(Data records)
---+---
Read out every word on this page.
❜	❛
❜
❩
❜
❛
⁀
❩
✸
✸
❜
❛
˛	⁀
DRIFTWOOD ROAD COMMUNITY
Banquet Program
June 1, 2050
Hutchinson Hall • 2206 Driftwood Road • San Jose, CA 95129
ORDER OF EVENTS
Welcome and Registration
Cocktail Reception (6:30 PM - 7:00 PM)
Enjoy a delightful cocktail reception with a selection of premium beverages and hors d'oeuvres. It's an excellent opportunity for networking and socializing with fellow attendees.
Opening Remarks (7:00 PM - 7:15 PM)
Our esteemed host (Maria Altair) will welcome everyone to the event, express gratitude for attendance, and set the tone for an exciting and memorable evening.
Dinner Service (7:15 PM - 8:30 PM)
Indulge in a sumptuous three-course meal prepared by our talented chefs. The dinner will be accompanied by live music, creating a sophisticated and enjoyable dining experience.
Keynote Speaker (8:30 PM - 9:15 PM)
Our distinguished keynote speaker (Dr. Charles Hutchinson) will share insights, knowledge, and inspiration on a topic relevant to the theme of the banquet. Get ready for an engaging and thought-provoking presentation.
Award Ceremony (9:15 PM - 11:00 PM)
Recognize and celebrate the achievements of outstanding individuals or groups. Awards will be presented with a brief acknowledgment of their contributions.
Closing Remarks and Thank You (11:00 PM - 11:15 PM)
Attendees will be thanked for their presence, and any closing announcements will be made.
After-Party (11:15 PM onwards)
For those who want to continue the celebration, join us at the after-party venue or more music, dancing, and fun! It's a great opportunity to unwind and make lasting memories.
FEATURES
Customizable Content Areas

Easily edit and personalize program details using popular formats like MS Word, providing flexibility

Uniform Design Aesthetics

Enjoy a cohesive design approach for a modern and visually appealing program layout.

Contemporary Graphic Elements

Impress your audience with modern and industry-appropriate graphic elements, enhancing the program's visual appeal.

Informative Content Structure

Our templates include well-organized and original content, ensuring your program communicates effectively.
---+---
WHAT IS ASKED
Go through the records above and set each one down exactly, please.

TASK SOLUTION
Read out every word on this page.
❜	❛
❜
❩
❜
❛
⁀
❩
✸
✸
❜
❛
˛	⁀
DRIFTWOOD ROAD COMMUNITY
Banquet Program
June 1, 2050
Hutchinson Hall • 2206 Driftwood Road • San Jose, CA 95129
ORDER OF EVENTS
Welcome and Registration
Cocktail Reception (6:30 PM - 7:00 PM)
Enjoy a delightful cocktail reception with a selection of premium beverages and hors d'oeuvres. It's an excellent opportunity for networking and socializing with fellow attendees.
Opening Remarks (7:00 PM - 7:15 PM)
Our esteemed host (Maria Altair) will welcome everyone to the event, express gratitude for attendance, and set the tone for an exciting and memorable evening.
Dinner Service (7:15 PM - 8:30 PM)
Indulge in a sumptuous three-course meal prepared by our talented chefs. The dinner will be accompanied by live music, creating a sophisticated and enjoyable dining experience.
Keynote Speaker (8:30 PM - 9:15 PM)
Our distinguished keynote speaker (Dr. Charles Hutchinson) will share insights, knowledge, and inspiration on a topic relevant to the theme of the banquet. Get ready for an engaging and thought-provoking presentation.
Award Ceremony (9:15 PM - 11:00 PM)
Recognize and celebrate the achievements of outstanding individuals or groups. Awards will be presented with a brief acknowledgment of their contributions.
Closing Remarks and Thank You (11:00 PM - 11:15 PM)
Attendees will be thanked for their presence, and any closing announcements will be made.
After-Party (11:15 PM onwards)
For those who want to continue the celebration, join us at the after-party venue or more music, dancing, and fun! It's a great opportunity to unwind and make lasting memories.
FEATURES
Customizable Content Areas

Easily edit and personalize program details using popular formats like MS Word, providing flexibility

Uniform Design Aesthetics

Enjoy a cohesive design approach for a modern and visually appealing program layout.

Contemporary Graphic Elements

Impress your audience with modern and industry-appropriate graphic elements, enhancing the program's visual appeal.

Informative Content Structure

Our templates include well-organized and original content, ensuring your program communicates effectively.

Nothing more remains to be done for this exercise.